From the entries below, copy every line where the string "estructura" appears.

## start Recorded information

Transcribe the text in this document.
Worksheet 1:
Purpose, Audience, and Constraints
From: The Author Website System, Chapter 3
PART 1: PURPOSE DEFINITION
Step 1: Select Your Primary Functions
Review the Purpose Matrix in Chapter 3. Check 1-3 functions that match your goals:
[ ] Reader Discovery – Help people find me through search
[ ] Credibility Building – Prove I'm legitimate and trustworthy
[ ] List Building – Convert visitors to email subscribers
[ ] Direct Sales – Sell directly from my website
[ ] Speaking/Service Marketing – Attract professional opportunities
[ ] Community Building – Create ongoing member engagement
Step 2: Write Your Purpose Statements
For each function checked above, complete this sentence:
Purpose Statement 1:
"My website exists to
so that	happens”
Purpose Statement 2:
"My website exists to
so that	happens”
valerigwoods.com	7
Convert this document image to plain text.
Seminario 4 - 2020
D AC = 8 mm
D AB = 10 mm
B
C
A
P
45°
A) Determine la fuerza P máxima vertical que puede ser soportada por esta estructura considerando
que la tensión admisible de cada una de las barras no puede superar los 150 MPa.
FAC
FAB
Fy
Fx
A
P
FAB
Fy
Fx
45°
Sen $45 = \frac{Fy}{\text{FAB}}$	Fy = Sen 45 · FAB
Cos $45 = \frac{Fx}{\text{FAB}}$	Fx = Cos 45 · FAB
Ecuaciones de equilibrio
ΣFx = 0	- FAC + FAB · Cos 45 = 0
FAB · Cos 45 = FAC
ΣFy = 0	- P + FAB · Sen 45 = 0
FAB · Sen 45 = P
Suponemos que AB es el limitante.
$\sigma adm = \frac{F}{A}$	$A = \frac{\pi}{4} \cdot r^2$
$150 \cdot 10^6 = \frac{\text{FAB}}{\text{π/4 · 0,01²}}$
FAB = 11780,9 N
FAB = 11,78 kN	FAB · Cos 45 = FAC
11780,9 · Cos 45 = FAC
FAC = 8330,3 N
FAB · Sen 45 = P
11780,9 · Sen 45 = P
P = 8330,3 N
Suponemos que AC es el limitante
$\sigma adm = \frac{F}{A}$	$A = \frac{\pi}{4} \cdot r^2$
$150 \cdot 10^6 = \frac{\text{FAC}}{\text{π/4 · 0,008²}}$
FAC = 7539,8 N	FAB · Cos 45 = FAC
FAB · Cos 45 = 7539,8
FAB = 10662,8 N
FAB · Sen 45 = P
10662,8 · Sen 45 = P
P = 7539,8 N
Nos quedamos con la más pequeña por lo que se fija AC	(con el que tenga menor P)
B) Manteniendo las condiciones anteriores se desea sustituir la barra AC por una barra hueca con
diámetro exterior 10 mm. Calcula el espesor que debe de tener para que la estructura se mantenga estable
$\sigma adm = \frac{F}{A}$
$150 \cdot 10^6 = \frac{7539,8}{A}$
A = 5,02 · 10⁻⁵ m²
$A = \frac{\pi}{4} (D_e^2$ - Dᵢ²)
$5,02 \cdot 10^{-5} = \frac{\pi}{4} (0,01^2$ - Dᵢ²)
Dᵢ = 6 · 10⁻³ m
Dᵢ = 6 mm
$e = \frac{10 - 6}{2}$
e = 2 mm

## end Recorded information

_Exercise output:_
A) Determine la fuerza P máxima vertical que puede ser soportada por esta estructura considerando
diámetro exterior 10 mm. Calcula el espesor que debe de tener para que la estructura se mantenga estable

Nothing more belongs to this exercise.